*The task*
Transcribe the records below in full; pictures stay out of the copy.

*Data entries*
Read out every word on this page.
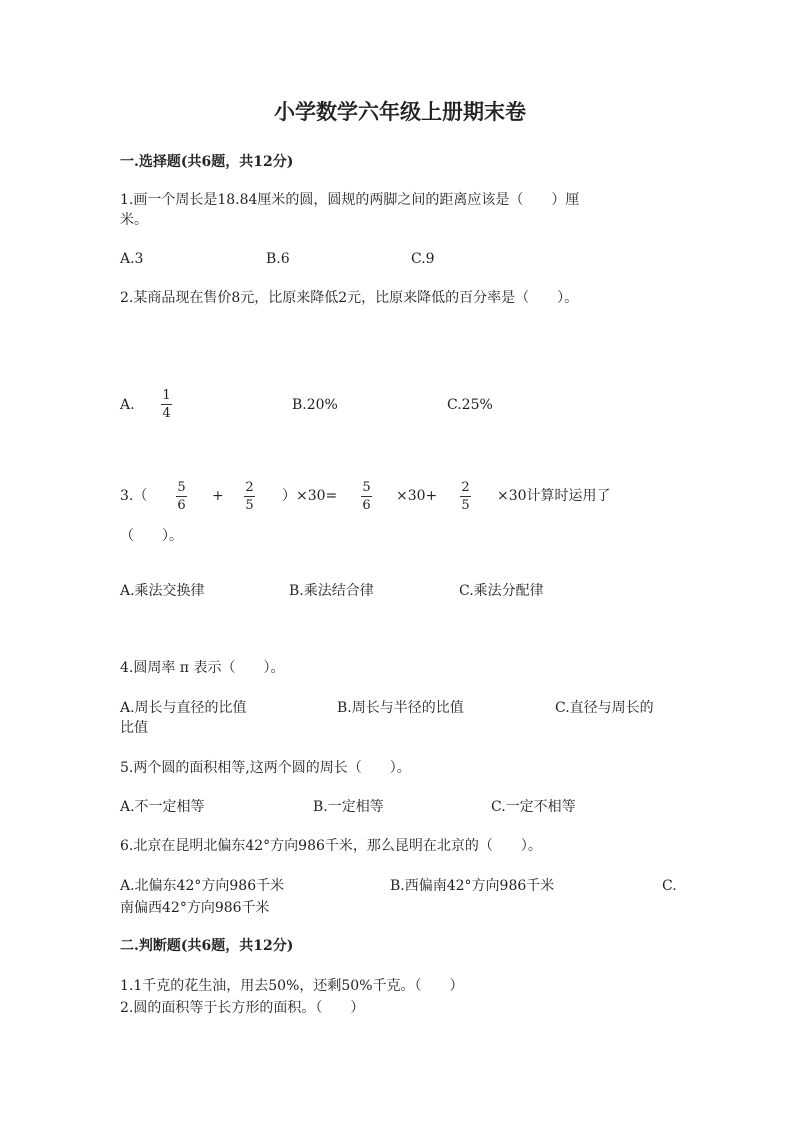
小学数学六年级上册期末卷
一.选择题(共6题，共12分)
1.画一个周长是18.84厘米的圆，圆规的两脚之间的距离应该是（　　）厘
米。
A.3	B.6	C.9
2.某商品现在售价8元，比原来降低2元，比原来降低的百分率是（　　）。
A.
1
4
B.20%	C.25%
3.（
5
6
+
2
5
）×30=
5
6
×30+
2
5
×30计算时运用了
（　　）。
A.乘法交换律	B.乘法结合律	C.乘法分配律
4.圆周率 π 表示（　　）。
A.周长与直径的比值	B.周长与半径的比值	C.直径与周长的
比值
5.两个圆的面积相等,这两个圆的周长（　　）。
A.不一定相等	B.一定相等	C.一定不相等
6.北京在昆明北偏东42°方向986千米，那么昆明在北京的（　　）。
A.北偏东42°方向986千米	B.西偏南42°方向986千米	C.
南偏西42°方向986千米
二.判断题(共6题，共12分)
1.1千克的花生油，用去50%，还剩50%千克。（　　）
2.圆的面积等于长方形的面积。（　　）
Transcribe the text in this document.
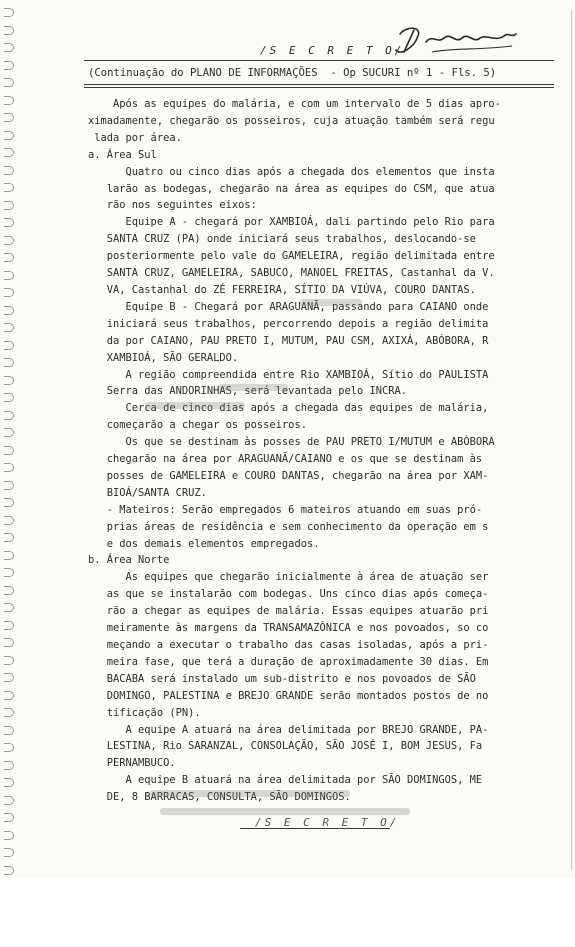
/S E C R E T O/
(Continuação do PLANO DE INFORMAÇÕES  - Op SUCURI nº 1 - Fls. 5)
Após as equipes do malária, e com um intervalo de 5 dias apro-
ximadamente, chegarão os posseiros, cuja atuação também será regu
lada por área.
a. Área Sul
Quatro ou cinco dias após a chegada dos elementos que insta
larão as bodegas, chegarão na área as equipes do CSM, que atua
rão nos seguintes eixos:
Equipe A - chegará por XAMBIOÁ, dali partindo pelo Rio para
SANTA CRUZ (PA) onde iniciará seus trabalhos, deslocando-se
posteriormente pelo vale do GAMELEIRA, região delimitada entre
SANTA CRUZ, GAMELEIRA, SABUCO, MANOEL FREITAS, Castanhal da V.
VA, Castanhal do ZÉ FERREIRA, SÍTIO DA VIÚVA, COURO DANTAS.
Equipe B - Chegará por ARAGUANÃ, passando para CAIANO onde
iniciará seus trabalhos, percorrendo depois a região delimita
da por CAIANO, PAU PRETO I, MUTUM, PAU CSM, AXIXÁ, ABÓBORA, R
XAMBIOÁ, SÃO GERALDO.
A região compreendida entre Rio XAMBIOÁ, Sítio do PAULISTA
Serra das ANDORINHAS, será levantada pelo INCRA.
Cerca de cinco dias após a chegada das equipes de malária,
começarão a chegar os posseiros.
Os que se destinam às posses de PAU PRETO I/MUTUM e ABÓBORA
chegarão na área por ARAGUANÃ/CAIANO e os que se destinam às
posses de GAMELEIRA e COURO DANTAS, chegarão na área por XAM-
BIOÁ/SANTA CRUZ.
- Mateiros: Serão empregados 6 mateiros atuando em suas pró-
prias áreas de residência e sem conhecimento da operação em s
e dos demais elementos empregados.
b. Área Norte
As equipes que chegarão inicialmente à área de atuação ser
as que se instalarão com bodegas. Uns cinco dias após começa-
rão a chegar as equipes de malária. Essas equipes atuarão pri
meiramente às margens da TRANSAMAZÔNICA e nos povoados, so co
meçando a executar o trabalho das casas isoladas, após a pri-
meira fase, que terá a duração de aproximadamente 30 dias. Em
BACABA será instalado um sub-distrito e nos povoados de SÃO
DOMINGO, PALESTINA e BREJO GRANDE serão montados postos de no
tificação (PN).
A equipe A atuará na área delimitada por BREJO GRANDE, PA-
LESTINA, Rio SARANZAL, CONSOLAÇÃO, SÃO JOSÉ I, BOM JESUS, Fa
PERNAMBUCO.
A equipe B atuará na área delimitada por SÃO DOMINGOS, ME
DE, 8 BARRACAS, CONSULTA, SÃO DOMINGOS.
/S E C R E T O/
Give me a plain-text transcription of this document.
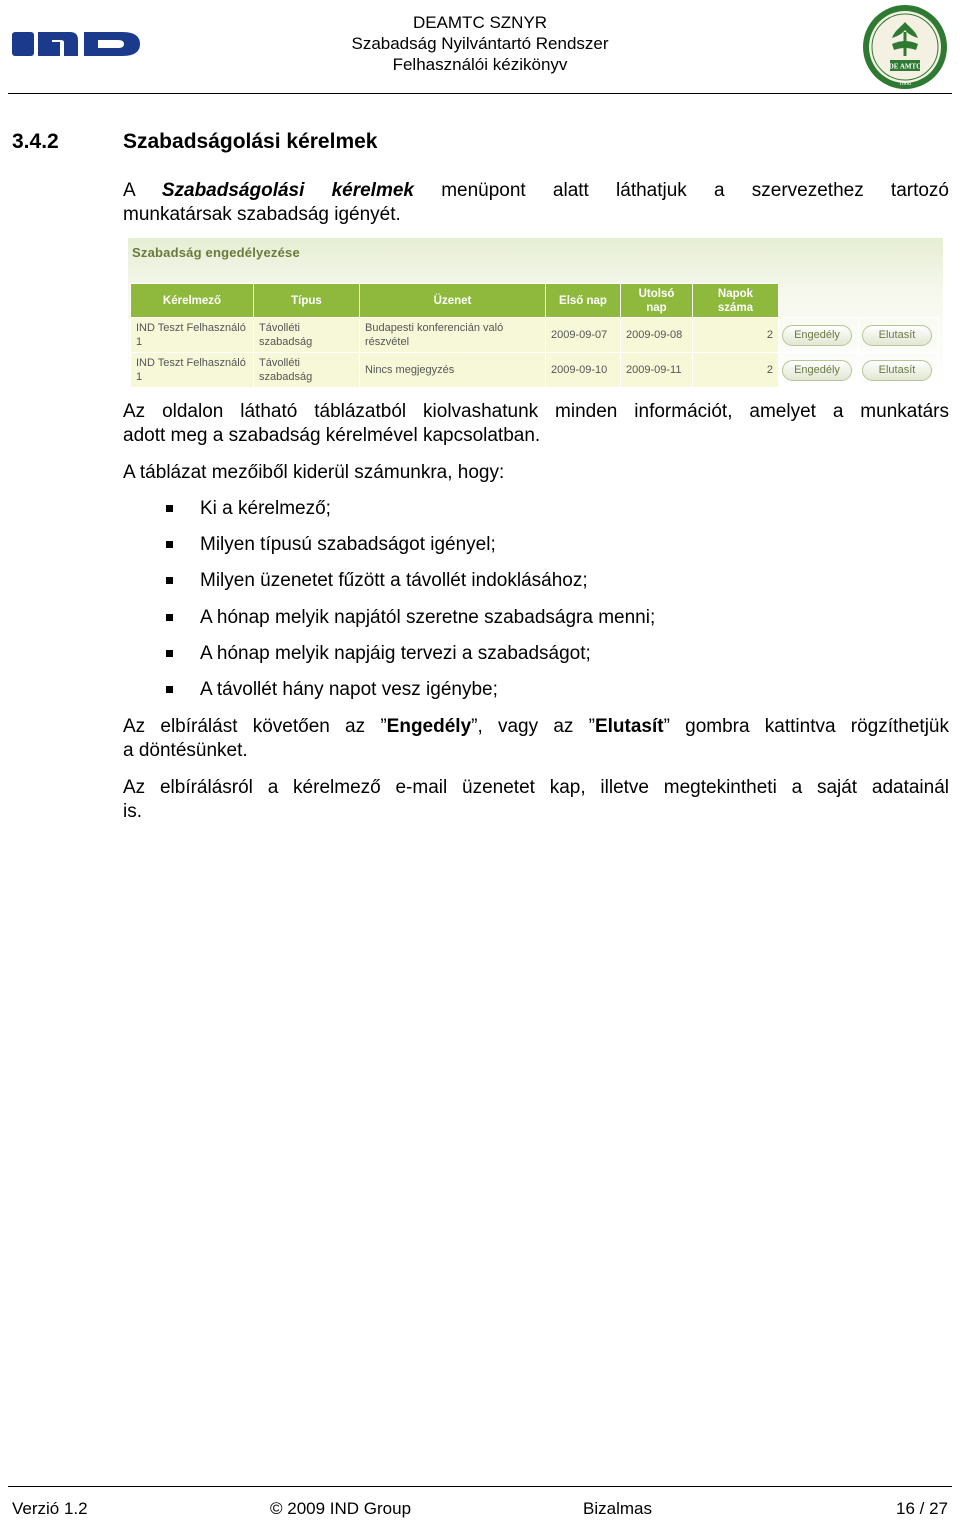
DEAMTC SZNYR
Szabadság Nyilvántartó Rendszer
Felhasználói kézikönyv	DE AMTC
1868
3.4.2	Szabadságolási kérelmek
A Szabadságolási kérelmek menüpont alatt láthatjuk a szervezethez tartozó
munkatársak szabadság igényét.
Szabadság engedélyezése
Kérelmező	Típus	Üzenet	Első nap	Utolsó nap	Napok száma		
IND Teszt Felhasználó 1	Távolléti szabadság	Budapesti konferencián való részvétel	2009-09-07	2009-09-08	2	Engedély	Elutasít
IND Teszt Felhasználó 1	Távolléti szabadság	Nincs megjegyzés	2009-09-10	2009-09-11	2	Engedély	Elutasít
Az oldalon látható táblázatból kiolvashatunk minden információt, amelyet a munkatárs
adott meg a szabadság kérelmével kapcsolatban.
A táblázat mezőiből kiderül számunkra, hogy:
Ki a kérelmező;
Milyen típusú szabadságot igényel;
Milyen üzenetet fűzött a távollét indoklásához;
A hónap melyik napjától szeretne szabadságra menni;
A hónap melyik napjáig tervezi a szabadságot;
A távollét hány napot vesz igénybe;
Az elbírálást követően az ”Engedély”, vagy az ”Elutasít” gombra kattintva rögzíthetjük
a döntésünket.
Az elbírálásról a kérelmező e-mail üzenetet kap, illetve megtekintheti a saját adatainál
is.
Verzió 1.2	© 2009 IND Group	Bizalmas	16 / 27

*Answer below*
Read out every word on this page.
小学数学六年级上册期末卷
一.选择题(共6题，共12分)
1.画一个周长是18.84厘米的圆，圆规的两脚之间的距离应该是（　　）厘
米。
A.3	B.6	C.9
2.某商品现在售价8元，比原来降低2元，比原来降低的百分率是（　　）。
A.
1
4
B.20%	C.25%
3.（
5
6
+
2
5
）×30=
5
6
×30+
2
5
×30计算时运用了
（　　）。
A.乘法交换律	B.乘法结合律	C.乘法分配律
4.圆周率 π 表示（　　）。
A.周长与直径的比值	B.周长与半径的比值	C.直径与周长的
比值
5.两个圆的面积相等,这两个圆的周长（　　）。
A.不一定相等	B.一定相等	C.一定不相等
6.北京在昆明北偏东42°方向986千米，那么昆明在北京的（　　）。
A.北偏东42°方向986千米	B.西偏南42°方向986千米	C.
南偏西42°方向986千米
二.判断题(共6题，共12分)
1.1千克的花生油，用去50%，还剩50%千克。（　　）
2.圆的面积等于长方形的面积。（　　）
Transcribe the text in this document.
/S E C R E T O/
(Continuação do PLANO DE INFORMAÇÕES  - Op SUCURI nº 1 - Fls. 5)
Após as equipes do malária, e com um intervalo de 5 dias apro-
ximadamente, chegarão os posseiros, cuja atuação também será regu
lada por área.
a. Área Sul
Quatro ou cinco dias após a chegada dos elementos que insta
larão as bodegas, chegarão na área as equipes do CSM, que atua
rão nos seguintes eixos:
Equipe A - chegará por XAMBIOÁ, dali partindo pelo Rio para
SANTA CRUZ (PA) onde iniciará seus trabalhos, deslocando-se
posteriormente pelo vale do GAMELEIRA, região delimitada entre
SANTA CRUZ, GAMELEIRA, SABUCO, MANOEL FREITAS, Castanhal da V.
VA, Castanhal do ZÉ FERREIRA, SÍTIO DA VIÚVA, COURO DANTAS.
Equipe B - Chegará por ARAGUANÃ, passando para CAIANO onde
iniciará seus trabalhos, percorrendo depois a região delimita
da por CAIANO, PAU PRETO I, MUTUM, PAU CSM, AXIXÁ, ABÓBORA, R
XAMBIOÁ, SÃO GERALDO.
A região compreendida entre Rio XAMBIOÁ, Sítio do PAULISTA
Serra das ANDORINHAS, será levantada pelo INCRA.
Cerca de cinco dias após a chegada das equipes de malária,
começarão a chegar os posseiros.
Os que se destinam às posses de PAU PRETO I/MUTUM e ABÓBORA
chegarão na área por ARAGUANÃ/CAIANO e os que se destinam às
posses de GAMELEIRA e COURO DANTAS, chegarão na área por XAM-
BIOÁ/SANTA CRUZ.
- Mateiros: Serão empregados 6 mateiros atuando em suas pró-
prias áreas de residência e sem conhecimento da operação em s
e dos demais elementos empregados.
b. Área Norte
As equipes que chegarão inicialmente à área de atuação ser
as que se instalarão com bodegas. Uns cinco dias após começa-
rão a chegar as equipes de malária. Essas equipes atuarão pri
meiramente às margens da TRANSAMAZÔNICA e nos povoados, so co
meçando a executar o trabalho das casas isoladas, após a pri-
meira fase, que terá a duração de aproximadamente 30 dias. Em
BACABA será instalado um sub-distrito e nos povoados de SÃO
DOMINGO, PALESTINA e BREJO GRANDE serão montados postos de no
tificação (PN).
A equipe A atuará na área delimitada por BREJO GRANDE, PA-
LESTINA, Rio SARANZAL, CONSOLAÇÃO, SÃO JOSÉ I, BOM JESUS, Fa
PERNAMBUCO.
A equipe B atuará na área delimitada por SÃO DOMINGOS, ME
DE, 8 BARRACAS, CONSULTA, SÃO DOMINGOS.
/S E C R E T O/
Give me a plain-text transcription of this document.
DEAMTC SZNYR
Szabadság Nyilvántartó Rendszer
Felhasználói kézikönyv	DE AMTC
1868
3.4.2	Szabadságolási kérelmek
A Szabadságolási kérelmek menüpont alatt láthatjuk a szervezethez tartozó
munkatársak szabadság igényét.
Szabadság engedélyezése
Kérelmező	Típus	Üzenet	Első nap	Utolsó nap	Napok száma		
IND Teszt Felhasználó 1	Távolléti szabadság	Budapesti konferencián való részvétel	2009-09-07	2009-09-08	2	Engedély	Elutasít
IND Teszt Felhasználó 1	Távolléti szabadság	Nincs megjegyzés	2009-09-10	2009-09-11	2	Engedély	Elutasít
Az oldalon látható táblázatból kiolvashatunk minden információt, amelyet a munkatárs
adott meg a szabadság kérelmével kapcsolatban.
A táblázat mezőiből kiderül számunkra, hogy:
Ki a kérelmező;
Milyen típusú szabadságot igényel;
Milyen üzenetet fűzött a távollét indoklásához;
A hónap melyik napjától szeretne szabadságra menni;
A hónap melyik napjáig tervezi a szabadságot;
A távollét hány napot vesz igénybe;
Az elbírálást követően az ”Engedély”, vagy az ”Elutasít” gombra kattintva rögzíthetjük
a döntésünket.
Az elbírálásról a kérelmező e-mail üzenetet kap, illetve megtekintheti a saját adatainál
is.
Verzió 1.2	© 2009 IND Group	Bizalmas	16 / 27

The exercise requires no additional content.